§ **Task**: Copy the data below. Keep every line exactly as it is.

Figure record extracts
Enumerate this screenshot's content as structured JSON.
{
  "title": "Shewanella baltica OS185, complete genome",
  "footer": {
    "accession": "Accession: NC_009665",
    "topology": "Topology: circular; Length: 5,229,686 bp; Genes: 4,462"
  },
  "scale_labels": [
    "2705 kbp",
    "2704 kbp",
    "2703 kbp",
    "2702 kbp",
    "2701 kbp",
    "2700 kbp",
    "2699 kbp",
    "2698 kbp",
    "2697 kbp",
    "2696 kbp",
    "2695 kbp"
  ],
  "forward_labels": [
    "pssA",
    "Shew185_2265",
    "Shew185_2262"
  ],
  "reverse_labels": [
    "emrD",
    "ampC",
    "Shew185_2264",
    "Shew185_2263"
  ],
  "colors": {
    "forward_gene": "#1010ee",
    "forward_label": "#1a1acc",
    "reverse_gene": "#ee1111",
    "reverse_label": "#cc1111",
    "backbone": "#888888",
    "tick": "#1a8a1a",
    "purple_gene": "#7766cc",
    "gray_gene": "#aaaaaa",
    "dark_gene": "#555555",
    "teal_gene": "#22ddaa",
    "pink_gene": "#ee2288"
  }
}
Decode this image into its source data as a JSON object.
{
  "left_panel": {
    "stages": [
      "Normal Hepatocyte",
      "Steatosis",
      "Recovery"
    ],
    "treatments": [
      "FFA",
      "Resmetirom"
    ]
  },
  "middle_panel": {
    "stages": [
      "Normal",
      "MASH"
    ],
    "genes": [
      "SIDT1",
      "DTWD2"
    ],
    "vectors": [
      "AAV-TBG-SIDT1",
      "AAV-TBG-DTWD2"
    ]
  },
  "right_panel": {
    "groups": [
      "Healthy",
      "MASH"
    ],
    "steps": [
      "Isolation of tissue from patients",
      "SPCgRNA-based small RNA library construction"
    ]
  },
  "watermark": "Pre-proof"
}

§ **Written response**:
Enumerate this screenshot's content as structured JSON.
{
  "title": "Shewanella baltica OS185, complete genome",
  "footer": {
    "accession": "Accession: NC_009665",
    "topology": "Topology: circular; Length: 5,229,686 bp; Genes: 4,462"
  },
  "scale_labels": [
    "2705 kbp",
    "2704 kbp",
    "2703 kbp",
    "2702 kbp",
    "2701 kbp",
    "2700 kbp",
    "2699 kbp",
    "2698 kbp",
    "2697 kbp",
    "2696 kbp",
    "2695 kbp"
  ],
  "forward_labels": [
    "pssA",
    "Shew185_2265",
    "Shew185_2262"
  ],
  "reverse_labels": [
    "emrD",
    "ampC",
    "Shew185_2264",
    "Shew185_2263"
  ],
  "colors": {
    "forward_gene": "#1010ee",
    "forward_label": "#1a1acc",
    "reverse_gene": "#ee1111",
    "reverse_label": "#cc1111",
    "backbone": "#888888",
    "tick": "#1a8a1a",
    "purple_gene": "#7766cc",
    "gray_gene": "#aaaaaa",
    "dark_gene": "#555555",
    "teal_gene": "#22ddaa",
    "pink_gene": "#ee2288"
  }
}
Decode this image into its source data as a JSON object.
{
  "left_panel": {
    "stages": [
      "Normal Hepatocyte",
      "Steatosis",
      "Recovery"
    ],
    "treatments": [
      "FFA",
      "Resmetirom"
    ]
  },
  "middle_panel": {
    "stages": [
      "Normal",
      "MASH"
    ],
    "genes": [
      "SIDT1",
      "DTWD2"
    ],
    "vectors": [
      "AAV-TBG-SIDT1",
      "AAV-TBG-DTWD2"
    ]
  },
  "right_panel": {
    "groups": [
      "Healthy",
      "MASH"
    ],
    "steps": [
      "Isolation of tissue from patients",
      "SPCgRNA-based small RNA library construction"
    ]
  },
  "watermark": "Pre-proof"
}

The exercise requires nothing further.